___ RECORDS SHOWN ___
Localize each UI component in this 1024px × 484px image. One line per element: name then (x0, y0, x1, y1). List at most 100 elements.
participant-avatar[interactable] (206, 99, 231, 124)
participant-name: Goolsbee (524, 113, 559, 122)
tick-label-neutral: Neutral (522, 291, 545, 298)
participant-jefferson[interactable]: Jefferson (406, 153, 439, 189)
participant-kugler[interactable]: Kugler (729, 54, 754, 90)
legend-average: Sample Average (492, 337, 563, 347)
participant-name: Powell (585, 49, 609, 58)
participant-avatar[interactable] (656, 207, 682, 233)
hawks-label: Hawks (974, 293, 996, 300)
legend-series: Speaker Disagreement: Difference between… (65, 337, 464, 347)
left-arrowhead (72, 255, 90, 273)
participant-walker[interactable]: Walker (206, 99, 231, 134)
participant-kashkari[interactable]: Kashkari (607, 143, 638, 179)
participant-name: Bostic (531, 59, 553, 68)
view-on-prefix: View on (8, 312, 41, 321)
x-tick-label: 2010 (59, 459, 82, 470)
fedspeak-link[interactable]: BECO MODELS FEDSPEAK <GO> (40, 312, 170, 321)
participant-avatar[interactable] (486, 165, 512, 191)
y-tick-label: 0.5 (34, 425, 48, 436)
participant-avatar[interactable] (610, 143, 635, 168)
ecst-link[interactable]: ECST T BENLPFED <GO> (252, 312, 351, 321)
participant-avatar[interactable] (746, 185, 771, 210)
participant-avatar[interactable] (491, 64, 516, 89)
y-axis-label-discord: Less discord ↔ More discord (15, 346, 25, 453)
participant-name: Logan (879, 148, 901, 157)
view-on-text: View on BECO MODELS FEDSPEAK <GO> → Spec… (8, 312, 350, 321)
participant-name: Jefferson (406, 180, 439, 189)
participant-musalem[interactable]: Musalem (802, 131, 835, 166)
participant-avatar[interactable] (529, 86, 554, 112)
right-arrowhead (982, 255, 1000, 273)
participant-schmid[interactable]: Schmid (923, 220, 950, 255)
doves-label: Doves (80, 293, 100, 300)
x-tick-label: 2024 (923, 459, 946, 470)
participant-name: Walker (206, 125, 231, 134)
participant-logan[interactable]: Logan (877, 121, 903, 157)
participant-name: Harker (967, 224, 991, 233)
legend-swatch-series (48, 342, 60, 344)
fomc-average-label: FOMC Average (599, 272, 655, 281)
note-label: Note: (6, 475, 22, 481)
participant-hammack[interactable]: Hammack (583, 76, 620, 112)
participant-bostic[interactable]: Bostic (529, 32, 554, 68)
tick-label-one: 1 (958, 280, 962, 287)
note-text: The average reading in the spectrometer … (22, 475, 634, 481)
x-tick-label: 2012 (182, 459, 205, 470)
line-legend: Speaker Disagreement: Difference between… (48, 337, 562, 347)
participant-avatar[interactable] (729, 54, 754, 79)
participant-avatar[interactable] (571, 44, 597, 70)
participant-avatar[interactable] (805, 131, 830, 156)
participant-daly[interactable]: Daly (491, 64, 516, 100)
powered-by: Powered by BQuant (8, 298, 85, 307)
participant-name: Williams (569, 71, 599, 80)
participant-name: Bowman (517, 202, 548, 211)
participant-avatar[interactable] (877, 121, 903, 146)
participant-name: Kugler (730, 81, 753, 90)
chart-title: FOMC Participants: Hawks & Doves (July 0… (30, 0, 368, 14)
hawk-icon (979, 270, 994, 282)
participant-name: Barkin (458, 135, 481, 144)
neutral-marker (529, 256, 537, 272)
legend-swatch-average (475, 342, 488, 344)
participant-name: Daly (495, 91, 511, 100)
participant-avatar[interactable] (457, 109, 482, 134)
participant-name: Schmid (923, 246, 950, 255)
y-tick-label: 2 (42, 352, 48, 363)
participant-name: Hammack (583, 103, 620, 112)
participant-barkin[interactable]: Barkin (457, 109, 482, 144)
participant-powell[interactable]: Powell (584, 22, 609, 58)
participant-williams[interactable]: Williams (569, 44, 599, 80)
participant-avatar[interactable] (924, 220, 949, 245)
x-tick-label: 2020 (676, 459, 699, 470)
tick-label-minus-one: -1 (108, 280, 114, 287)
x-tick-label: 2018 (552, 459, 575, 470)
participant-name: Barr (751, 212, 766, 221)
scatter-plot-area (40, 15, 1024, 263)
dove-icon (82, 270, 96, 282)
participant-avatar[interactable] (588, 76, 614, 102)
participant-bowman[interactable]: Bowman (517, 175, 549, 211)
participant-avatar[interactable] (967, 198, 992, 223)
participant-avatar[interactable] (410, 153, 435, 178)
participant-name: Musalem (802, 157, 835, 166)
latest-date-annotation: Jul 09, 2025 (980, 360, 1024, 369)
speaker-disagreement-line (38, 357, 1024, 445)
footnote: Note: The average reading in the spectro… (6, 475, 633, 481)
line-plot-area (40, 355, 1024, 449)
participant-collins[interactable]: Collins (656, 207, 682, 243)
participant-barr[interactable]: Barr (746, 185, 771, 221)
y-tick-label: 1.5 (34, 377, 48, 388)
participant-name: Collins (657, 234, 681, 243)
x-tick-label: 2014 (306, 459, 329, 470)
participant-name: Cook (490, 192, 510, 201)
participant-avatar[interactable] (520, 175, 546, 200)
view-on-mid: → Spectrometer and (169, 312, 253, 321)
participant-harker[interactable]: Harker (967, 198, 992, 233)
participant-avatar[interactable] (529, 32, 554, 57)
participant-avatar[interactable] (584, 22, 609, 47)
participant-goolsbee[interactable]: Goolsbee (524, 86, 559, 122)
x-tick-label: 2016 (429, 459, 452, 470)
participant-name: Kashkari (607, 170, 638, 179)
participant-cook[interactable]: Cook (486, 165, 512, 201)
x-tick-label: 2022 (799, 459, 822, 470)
___
• [TASK TO COMPLETE]:
Format every line of the records above as a numbered list, leaving out any blank lines.

• [THE RESPONSE]:
1. Localize each UI component in this 1024px × 484px image. One line per element: name then (x0, y0, x1, y1). List at most 100 elements.
2. participant-avatar[interactable] (206, 99, 231, 124)
3. participant-name: Goolsbee (524, 113, 559, 122)
4. tick-label-neutral: Neutral (522, 291, 545, 298)
5. participant-jefferson[interactable]: Jefferson (406, 153, 439, 189)
6. participant-kugler[interactable]: Kugler (729, 54, 754, 90)
7. legend-average: Sample Average (492, 337, 563, 347)
8. participant-name: Powell (585, 49, 609, 58)
9. participant-avatar[interactable] (656, 207, 682, 233)
10. hawks-label: Hawks (974, 293, 996, 300)
11. legend-series: Speaker Disagreement: Difference between… (65, 337, 464, 347)
12. left-arrowhead (72, 255, 90, 273)
13. participant-walker[interactable]: Walker (206, 99, 231, 134)
14. participant-kashkari[interactable]: Kashkari (607, 143, 638, 179)
15. participant-name: Bostic (531, 59, 553, 68)
16. view-on-prefix: View on (8, 312, 41, 321)
17. x-tick-label: 2010 (59, 459, 82, 470)
18. fedspeak-link[interactable]: BECO MODELS FEDSPEAK <GO> (40, 312, 170, 321)
19. participant-avatar[interactable] (486, 165, 512, 191)
20. y-tick-label: 0.5 (34, 425, 48, 436)
21. participant-avatar[interactable] (610, 143, 635, 168)
22. ecst-link[interactable]: ECST T BENLPFED <GO> (252, 312, 351, 321)
23. participant-avatar[interactable] (746, 185, 771, 210)
24. participant-avatar[interactable] (491, 64, 516, 89)
25. y-axis-label-discord: Less discord ↔ More discord (15, 346, 25, 453)
26. participant-name: Logan (879, 148, 901, 157)
27. view-on-text: View on BECO MODELS FEDSPEAK <GO> → Spec… (8, 312, 350, 321)
28. participant-name: Jefferson (406, 180, 439, 189)
29. participant-musalem[interactable]: Musalem (802, 131, 835, 166)
30. participant-avatar[interactable] (529, 86, 554, 112)
31. right-arrowhead (982, 255, 1000, 273)
32. participant-schmid[interactable]: Schmid (923, 220, 950, 255)
33. doves-label: Doves (80, 293, 100, 300)
34. x-tick-label: 2024 (923, 459, 946, 470)
35. participant-name: Walker (206, 125, 231, 134)
36. participant-logan[interactable]: Logan (877, 121, 903, 157)
37. participant-name: Harker (967, 224, 991, 233)
38. legend-swatch-series (48, 342, 60, 344)
39. fomc-average-label: FOMC Average (599, 272, 655, 281)
40. note-label: Note: (6, 475, 22, 481)
41. participant-hammack[interactable]: Hammack (583, 76, 620, 112)
42. participant-bostic[interactable]: Bostic (529, 32, 554, 68)
43. tick-label-one: 1 (958, 280, 962, 287)
44. note-text: The average reading in the spectrometer … (22, 475, 634, 481)
45. x-tick-label: 2012 (182, 459, 205, 470)
46. line-legend: Speaker Disagreement: Difference between… (48, 337, 562, 347)
47. participant-avatar[interactable] (729, 54, 754, 79)
48. participant-avatar[interactable] (571, 44, 597, 70)
49. participant-avatar[interactable] (805, 131, 830, 156)
50. participant-daly[interactable]: Daly (491, 64, 516, 100)
51. powered-by: Powered by BQuant (8, 298, 85, 307)
52. participant-name: Williams (569, 71, 599, 80)
53. participant-name: Bowman (517, 202, 548, 211)
54. participant-avatar[interactable] (877, 121, 903, 146)
55. participant-name: Kugler (730, 81, 753, 90)
56. chart-title: FOMC Participants: Hawks & Doves (July 0… (30, 0, 368, 14)
57. hawk-icon (979, 270, 994, 282)
58. participant-name: Barkin (458, 135, 481, 144)
59. neutral-marker (529, 256, 537, 272)
60. legend-swatch-average (475, 342, 488, 344)
61. participant-name: Daly (495, 91, 511, 100)
62. participant-avatar[interactable] (457, 109, 482, 134)
63. participant-name: Schmid (923, 246, 950, 255)
64. y-tick-label: 2 (42, 352, 48, 363)
65. participant-name: Hammack (583, 103, 620, 112)
66. participant-barkin[interactable]: Barkin (457, 109, 482, 144)
67. participant-powell[interactable]: Powell (584, 22, 609, 58)
68. participant-williams[interactable]: Williams (569, 44, 599, 80)
69. participant-avatar[interactable] (924, 220, 949, 245)
70. x-tick-label: 2020 (676, 459, 699, 470)
71. tick-label-minus-one: -1 (108, 280, 114, 287)
72. x-tick-label: 2018 (552, 459, 575, 470)
73. participant-name: Barr (751, 212, 766, 221)
74. scatter-plot-area (40, 15, 1024, 263)
75. dove-icon (82, 270, 96, 282)
76. participant-avatar[interactable] (588, 76, 614, 102)
77. participant-bowman[interactable]: Bowman (517, 175, 549, 211)
78. participant-avatar[interactable] (967, 198, 992, 223)
79. participant-avatar[interactable] (410, 153, 435, 178)
80. participant-name: Musalem (802, 157, 835, 166)
81. latest-date-annotation: Jul 09, 2025 (980, 360, 1024, 369)
82. speaker-disagreement-line (38, 357, 1024, 445)
83. footnote: Note: The average reading in the spectro… (6, 475, 633, 481)
84. line-plot-area (40, 355, 1024, 449)
85. participant-collins[interactable]: Collins (656, 207, 682, 243)
86. participant-barr[interactable]: Barr (746, 185, 771, 221)
87. y-tick-label: 1.5 (34, 377, 48, 388)
88. participant-name: Collins (657, 234, 681, 243)
89. x-tick-label: 2014 (306, 459, 329, 470)
90. participant-name: Cook (490, 192, 510, 201)
91. participant-avatar[interactable] (520, 175, 546, 200)
92. view-on-mid: → Spectrometer and (169, 312, 253, 321)
93. participant-harker[interactable]: Harker (967, 198, 992, 233)
94. participant-avatar[interactable] (529, 32, 554, 57)
95. participant-avatar[interactable] (584, 22, 609, 47)
96. participant-goolsbee[interactable]: Goolsbee (524, 86, 559, 122)
97. x-tick-label: 2016 (429, 459, 452, 470)
98. participant-name: Kashkari (607, 170, 638, 179)
99. participant-cook[interactable]: Cook (486, 165, 512, 201)
100. x-tick-label: 2022 (799, 459, 822, 470)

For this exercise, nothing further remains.